* **EXERCISE DETAILS**
Print the records below exactly as they appear.

* **Dataset items**
■ ■ ■ ■ ■ ■ ■

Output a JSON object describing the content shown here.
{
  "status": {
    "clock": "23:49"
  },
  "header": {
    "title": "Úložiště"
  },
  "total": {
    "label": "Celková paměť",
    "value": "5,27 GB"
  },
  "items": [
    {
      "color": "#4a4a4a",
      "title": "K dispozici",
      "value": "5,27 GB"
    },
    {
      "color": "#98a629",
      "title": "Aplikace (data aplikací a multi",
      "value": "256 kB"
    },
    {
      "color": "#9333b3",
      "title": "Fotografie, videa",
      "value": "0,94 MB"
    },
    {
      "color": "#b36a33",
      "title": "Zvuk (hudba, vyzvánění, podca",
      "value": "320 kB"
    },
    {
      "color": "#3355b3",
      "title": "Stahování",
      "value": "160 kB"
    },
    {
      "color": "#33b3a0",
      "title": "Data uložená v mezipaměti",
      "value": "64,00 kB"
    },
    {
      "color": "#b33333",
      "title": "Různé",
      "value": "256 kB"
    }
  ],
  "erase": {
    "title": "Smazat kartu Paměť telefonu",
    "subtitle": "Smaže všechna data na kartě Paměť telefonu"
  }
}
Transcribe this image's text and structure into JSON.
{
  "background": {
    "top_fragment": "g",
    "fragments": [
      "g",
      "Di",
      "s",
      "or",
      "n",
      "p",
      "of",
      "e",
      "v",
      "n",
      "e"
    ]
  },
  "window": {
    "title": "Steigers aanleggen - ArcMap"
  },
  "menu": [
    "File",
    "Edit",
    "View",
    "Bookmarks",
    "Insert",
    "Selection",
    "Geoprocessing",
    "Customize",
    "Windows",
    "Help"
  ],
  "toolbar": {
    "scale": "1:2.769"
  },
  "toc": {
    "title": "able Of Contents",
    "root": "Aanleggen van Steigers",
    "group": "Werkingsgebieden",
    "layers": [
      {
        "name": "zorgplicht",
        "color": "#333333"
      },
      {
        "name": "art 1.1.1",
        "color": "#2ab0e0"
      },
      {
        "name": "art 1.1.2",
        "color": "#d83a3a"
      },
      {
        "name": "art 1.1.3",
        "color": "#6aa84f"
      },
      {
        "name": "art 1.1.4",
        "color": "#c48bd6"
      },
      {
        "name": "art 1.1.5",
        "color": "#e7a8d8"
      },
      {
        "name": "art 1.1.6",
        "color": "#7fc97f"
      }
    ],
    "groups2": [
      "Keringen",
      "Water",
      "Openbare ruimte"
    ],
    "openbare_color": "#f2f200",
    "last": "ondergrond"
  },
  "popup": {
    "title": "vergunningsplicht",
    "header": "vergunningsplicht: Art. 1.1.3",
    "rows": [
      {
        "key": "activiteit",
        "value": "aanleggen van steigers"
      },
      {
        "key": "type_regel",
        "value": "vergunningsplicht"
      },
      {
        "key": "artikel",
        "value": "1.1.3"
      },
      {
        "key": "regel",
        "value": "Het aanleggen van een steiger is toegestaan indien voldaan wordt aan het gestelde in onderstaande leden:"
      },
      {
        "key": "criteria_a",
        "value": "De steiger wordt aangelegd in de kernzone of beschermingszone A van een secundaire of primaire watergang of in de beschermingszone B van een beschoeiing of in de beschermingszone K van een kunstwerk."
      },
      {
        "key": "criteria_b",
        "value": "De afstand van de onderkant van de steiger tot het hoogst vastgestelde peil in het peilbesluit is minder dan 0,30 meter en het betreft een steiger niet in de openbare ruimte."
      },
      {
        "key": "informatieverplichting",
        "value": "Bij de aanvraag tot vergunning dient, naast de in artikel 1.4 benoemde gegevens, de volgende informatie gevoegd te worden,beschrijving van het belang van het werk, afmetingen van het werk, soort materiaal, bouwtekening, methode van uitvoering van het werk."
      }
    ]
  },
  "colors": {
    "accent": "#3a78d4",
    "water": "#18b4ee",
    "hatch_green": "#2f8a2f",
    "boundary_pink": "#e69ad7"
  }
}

■ ■ ■ ■ ■ ■ ■

* **REPLY**
Output a JSON object describing the content shown here.
{
  "status": {
    "clock": "23:49"
  },
  "header": {
    "title": "Úložiště"
  },
  "total": {
    "label": "Celková paměť",
    "value": "5,27 GB"
  },
  "items": [
    {
      "color": "#4a4a4a",
      "title": "K dispozici",
      "value": "5,27 GB"
    },
    {
      "color": "#98a629",
      "title": "Aplikace (data aplikací a multi",
      "value": "256 kB"
    },
    {
      "color": "#9333b3",
      "title": "Fotografie, videa",
      "value": "0,94 MB"
    },
    {
      "color": "#b36a33",
      "title": "Zvuk (hudba, vyzvánění, podca",
      "value": "320 kB"
    },
    {
      "color": "#3355b3",
      "title": "Stahování",
      "value": "160 kB"
    },
    {
      "color": "#33b3a0",
      "title": "Data uložená v mezipaměti",
      "value": "64,00 kB"
    },
    {
      "color": "#b33333",
      "title": "Různé",
      "value": "256 kB"
    }
  ],
  "erase": {
    "title": "Smazat kartu Paměť telefonu",
    "subtitle": "Smaže všechna data na kartě Paměť telefonu"
  }
}
Transcribe this image's text and structure into JSON.
{
  "background": {
    "top_fragment": "g",
    "fragments": [
      "g",
      "Di",
      "s",
      "or",
      "n",
      "p",
      "of",
      "e",
      "v",
      "n",
      "e"
    ]
  },
  "window": {
    "title": "Steigers aanleggen - ArcMap"
  },
  "menu": [
    "File",
    "Edit",
    "View",
    "Bookmarks",
    "Insert",
    "Selection",
    "Geoprocessing",
    "Customize",
    "Windows",
    "Help"
  ],
  "toolbar": {
    "scale": "1:2.769"
  },
  "toc": {
    "title": "able Of Contents",
    "root": "Aanleggen van Steigers",
    "group": "Werkingsgebieden",
    "layers": [
      {
        "name": "zorgplicht",
        "color": "#333333"
      },
      {
        "name": "art 1.1.1",
        "color": "#2ab0e0"
      },
      {
        "name": "art 1.1.2",
        "color": "#d83a3a"
      },
      {
        "name": "art 1.1.3",
        "color": "#6aa84f"
      },
      {
        "name": "art 1.1.4",
        "color": "#c48bd6"
      },
      {
        "name": "art 1.1.5",
        "color": "#e7a8d8"
      },
      {
        "name": "art 1.1.6",
        "color": "#7fc97f"
      }
    ],
    "groups2": [
      "Keringen",
      "Water",
      "Openbare ruimte"
    ],
    "openbare_color": "#f2f200",
    "last": "ondergrond"
  },
  "popup": {
    "title": "vergunningsplicht",
    "header": "vergunningsplicht: Art. 1.1.3",
    "rows": [
      {
        "key": "activiteit",
        "value": "aanleggen van steigers"
      },
      {
        "key": "type_regel",
        "value": "vergunningsplicht"
      },
      {
        "key": "artikel",
        "value": "1.1.3"
      },
      {
        "key": "regel",
        "value": "Het aanleggen van een steiger is toegestaan indien voldaan wordt aan het gestelde in onderstaande leden:"
      },
      {
        "key": "criteria_a",
        "value": "De steiger wordt aangelegd in de kernzone of beschermingszone A van een secundaire of primaire watergang of in de beschermingszone B van een beschoeiing of in de beschermingszone K van een kunstwerk."
      },
      {
        "key": "criteria_b",
        "value": "De afstand van de onderkant van de steiger tot het hoogst vastgestelde peil in het peilbesluit is minder dan 0,30 meter en het betreft een steiger niet in de openbare ruimte."
      },
      {
        "key": "informatieverplichting",
        "value": "Bij de aanvraag tot vergunning dient, naast de in artikel 1.4 benoemde gegevens, de volgende informatie gevoegd te worden,beschrijving van het belang van het werk, afmetingen van het werk, soort materiaal, bouwtekening, methode van uitvoering van het werk."
      }
    ]
  },
  "colors": {
    "accent": "#3a78d4",
    "water": "#18b4ee",
    "hatch_green": "#2f8a2f",
    "boundary_pink": "#e69ad7"
  }
}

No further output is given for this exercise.